Data records →
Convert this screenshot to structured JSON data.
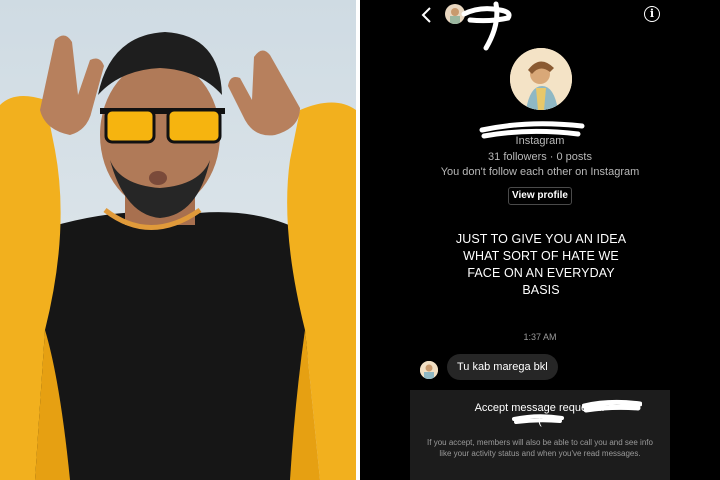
{
  "photo": {
    "colors": {
      "sky": "#c9d7df",
      "hoodie_yellow": "#f2b01e",
      "shirt_black": "#141414",
      "skin": "#b07a58",
      "lens": "#f6b40f"
    }
  },
  "chat": {
    "header": {
      "back_icon": "chevron-left-icon",
      "info_icon_glyph": "i"
    },
    "profile": {
      "subtitle": "Instagram",
      "followers": "31 followers · 0 posts",
      "follow_status": "You don't follow each other on Instagram",
      "view_profile_label": "View profile"
    },
    "shared_post": {
      "lines": [
        "JUST TO GIVE YOU AN IDEA",
        "WHAT SORT OF HATE WE",
        "FACE ON AN EVERYDAY",
        "BASIS"
      ]
    },
    "timestamp": "1:37 AM",
    "message": "Tu kab marega bkl",
    "request": {
      "title": "Accept message request fr",
      "note": "If you accept, members will also be able to call you and see info like your activity status and when you've read messages."
    },
    "colors": {
      "background": "#000000",
      "bubble": "#262626",
      "panel": "#1c1c1c",
      "muted_text": "#b8b8b8"
    }
  }
}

Objective →
Select every line in the records above that contains the word "profile".

Correct answer →
    "profile": {
      "view_profile_label": "View profile"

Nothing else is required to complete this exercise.